_WHAT IS ASKED_
Pull out all lines from the listing below in which the word "this" appears.

========================

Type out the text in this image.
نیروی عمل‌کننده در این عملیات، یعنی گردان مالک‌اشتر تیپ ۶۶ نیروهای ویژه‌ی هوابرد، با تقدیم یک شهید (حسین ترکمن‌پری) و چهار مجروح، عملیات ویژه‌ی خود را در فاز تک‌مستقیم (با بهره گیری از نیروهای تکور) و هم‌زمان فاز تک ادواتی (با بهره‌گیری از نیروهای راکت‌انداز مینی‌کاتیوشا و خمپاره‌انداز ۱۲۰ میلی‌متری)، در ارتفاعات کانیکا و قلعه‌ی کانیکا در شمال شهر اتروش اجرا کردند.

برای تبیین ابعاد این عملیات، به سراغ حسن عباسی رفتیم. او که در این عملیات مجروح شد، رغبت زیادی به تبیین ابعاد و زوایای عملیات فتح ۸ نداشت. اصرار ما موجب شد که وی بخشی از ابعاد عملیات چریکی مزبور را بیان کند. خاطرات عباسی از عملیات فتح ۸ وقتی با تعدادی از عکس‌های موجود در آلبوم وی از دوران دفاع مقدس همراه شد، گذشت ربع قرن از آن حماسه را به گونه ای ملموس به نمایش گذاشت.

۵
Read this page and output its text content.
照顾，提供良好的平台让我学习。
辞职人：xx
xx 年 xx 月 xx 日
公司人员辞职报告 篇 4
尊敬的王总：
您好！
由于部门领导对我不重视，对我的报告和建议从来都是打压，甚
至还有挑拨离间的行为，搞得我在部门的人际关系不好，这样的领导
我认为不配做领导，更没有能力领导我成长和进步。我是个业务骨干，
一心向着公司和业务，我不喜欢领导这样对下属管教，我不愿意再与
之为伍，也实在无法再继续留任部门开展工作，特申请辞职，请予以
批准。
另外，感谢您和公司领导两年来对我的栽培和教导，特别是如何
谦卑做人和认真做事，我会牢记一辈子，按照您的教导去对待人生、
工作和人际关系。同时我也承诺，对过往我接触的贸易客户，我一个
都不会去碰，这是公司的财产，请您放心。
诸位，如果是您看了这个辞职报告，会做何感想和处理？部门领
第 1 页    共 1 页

========================

_EXERCISE OUTPUT_
Type out the text in this image.
Read this page and output its text content.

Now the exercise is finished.